**Exercise brief:**
Look through the material and copy each line holding "percent".

[Records from a collection]
----------------------------------------
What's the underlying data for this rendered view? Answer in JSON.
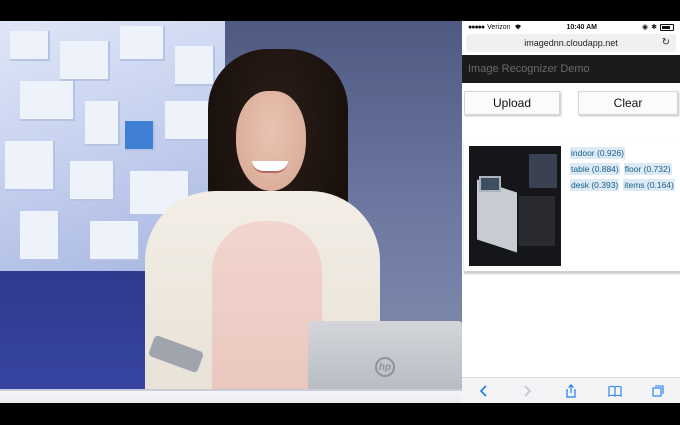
{
  "statusbar": {
    "carrier": "Verizon",
    "time": "10:40 AM"
  },
  "browser": {
    "url": "imagednn.cloudapp.net"
  },
  "app": {
    "title": "Image Recognizer Demo",
    "upload_label": "Upload",
    "clear_label": "Clear"
  },
  "results": {
    "tags": [
      [
        "indoor (0.926)"
      ],
      [
        "table (0.884)",
        "floor (0.732)"
      ],
      [
        "desk (0.393)",
        "items (0.164)"
      ]
    ]
  },
  "laptop_logo": "hp",
  "colors": {
    "tag_bg": "#dbeaf4",
    "tag_text": "#1c5f88",
    "appbar_bg": "#1b1b1b",
    "safari_blue": "#1e7cf2"
  },
  "icons": [
    "wifi-icon",
    "reload-icon",
    "back-icon",
    "forward-icon",
    "share-icon",
    "bookmarks-icon",
    "tabs-icon"
  ]
}
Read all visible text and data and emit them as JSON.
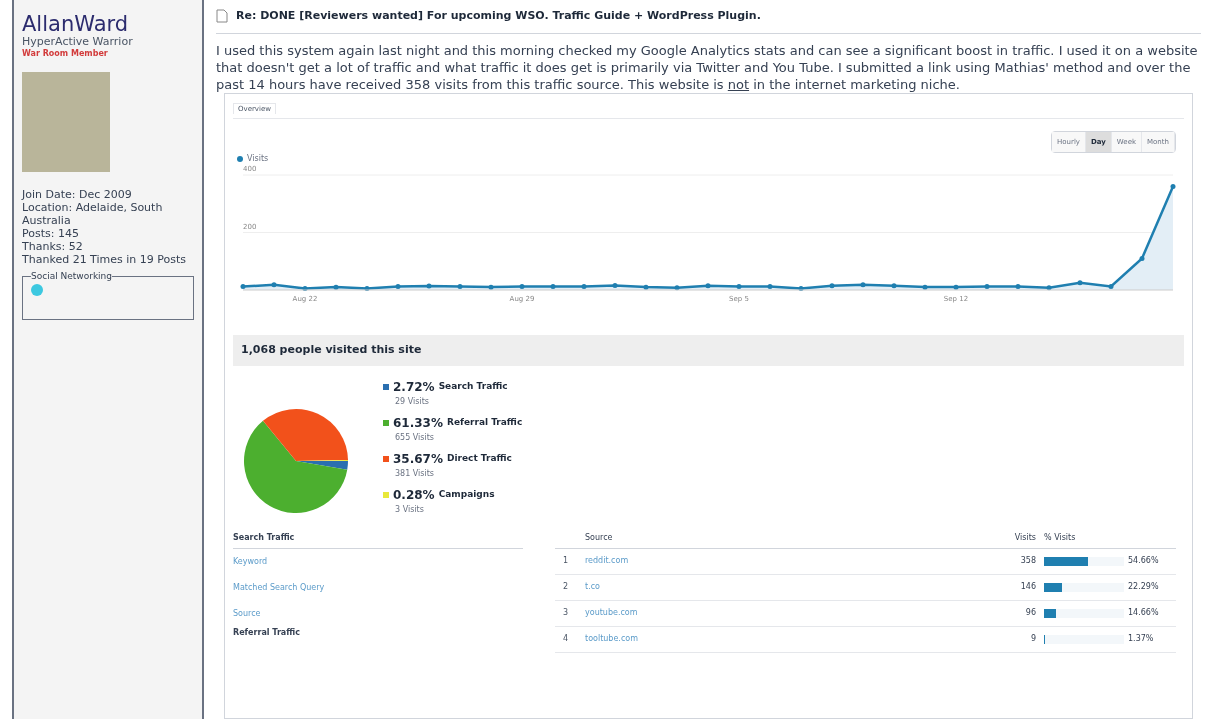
{
  "user": {
    "name": "AllanWard",
    "rank": "HyperActive Warrior",
    "group": "War Room Member",
    "details": [
      "Join Date: Dec 2009",
      "Location: Adelaide, South Australia",
      "Posts: 145",
      "Thanks: 52",
      "Thanked 21 Times in 19 Posts"
    ],
    "social_title": "Social Networking"
  },
  "post": {
    "title": "Re: DONE [Reviewers wanted] For upcoming WSO. Traffic Guide + WordPress Plugin.",
    "body": [
      {
        "text": "I used this system again last night and this morning checked my Google Analytics stats and can see a significant boost in traffic. I used it on a website that doesn't get a lot of traffic and what traffic it does get is primarily via Twitter and You Tube. I submitted a link using Mathias' method and over the past 14 hours have received 358 visits from this traffic source. This website is ",
        "underline": false
      },
      {
        "text": "not",
        "underline": true
      },
      {
        "text": " in the internet marketing niche.",
        "underline": false
      }
    ]
  },
  "analytics": {
    "tab": "Overview",
    "periods": [
      {
        "label": "Hourly",
        "selected": false
      },
      {
        "label": "Day",
        "selected": true
      },
      {
        "label": "Week",
        "selected": false
      },
      {
        "label": "Month",
        "selected": false
      }
    ],
    "visits_chart": {
      "chart_data": {
        "type": "area",
        "categories": [
          null,
          null,
          "Aug 22",
          null,
          null,
          null,
          null,
          null,
          null,
          "Aug 29",
          null,
          null,
          null,
          null,
          null,
          null,
          "Sep 5",
          null,
          null,
          null,
          null,
          null,
          null,
          "Sep 12",
          null,
          null,
          null,
          null,
          null,
          null,
          null
        ],
        "series": [
          {
            "name": "Visits",
            "color": "#1f7fb0",
            "values": [
              12,
              18,
              5,
              10,
              5,
              12,
              14,
              12,
              10,
              12,
              12,
              12,
              16,
              10,
              8,
              15,
              12,
              12,
              5,
              15,
              18,
              15,
              10,
              10,
              12,
              12,
              8,
              25,
              12,
              110,
              360
            ]
          }
        ],
        "ylim": [
          0,
          400
        ],
        "yticks": [
          200,
          400
        ]
      }
    },
    "summary": "1,068 people visited this site",
    "traffic_chart": {
      "chart_data": {
        "type": "pie",
        "categories": [
          "Search Traffic",
          "Referral Traffic",
          "Direct Traffic",
          "Campaigns"
        ],
        "series": [
          {
            "values": [
              2.72,
              61.33,
              35.67,
              0.28
            ]
          }
        ],
        "colors": [
          "#2a6fb0",
          "#4caf2f",
          "#f2511b",
          "#e8e83a"
        ]
      }
    },
    "legend": [
      {
        "percent": "2.72%",
        "visits": "29 Visits",
        "color": "#2a6fb0"
      },
      {
        "percent": "61.33%",
        "visits": "655 Visits",
        "color": "#4caf2f"
      },
      {
        "percent": "35.67%",
        "visits": "381 Visits",
        "color": "#f2511b"
      },
      {
        "percent": "0.28%",
        "visits": "3 Visits",
        "color": "#e8e83a"
      }
    ],
    "search_traffic": {
      "title": "Search Traffic",
      "links": [
        "Keyword",
        "Matched Search Query",
        "Source"
      ],
      "next_title": "Referral Traffic"
    },
    "sources": {
      "columns": [
        "Source",
        "Visits",
        "% Visits"
      ],
      "rows": [
        {
          "rank": "1",
          "source": "reddit.com",
          "visits": "358",
          "percent": "54.66%",
          "level": 0.5466
        },
        {
          "rank": "2",
          "source": "t.co",
          "visits": "146",
          "percent": "22.29%",
          "level": 0.2229
        },
        {
          "rank": "3",
          "source": "youtube.com",
          "visits": "96",
          "percent": "14.66%",
          "level": 0.1466
        },
        {
          "rank": "4",
          "source": "tooltube.com",
          "visits": "9",
          "percent": "1.37%",
          "level": 0.0137
        }
      ]
    }
  }
}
----------------------------------------
**Expected answer:**
        "percent": "2.72%",
        "percent": "61.33%",
        "percent": "35.67%",
        "percent": "0.28%",
          "percent": "54.66%",
          "percent": "22.29%",
          "percent": "14.66%",
          "percent": "1.37%",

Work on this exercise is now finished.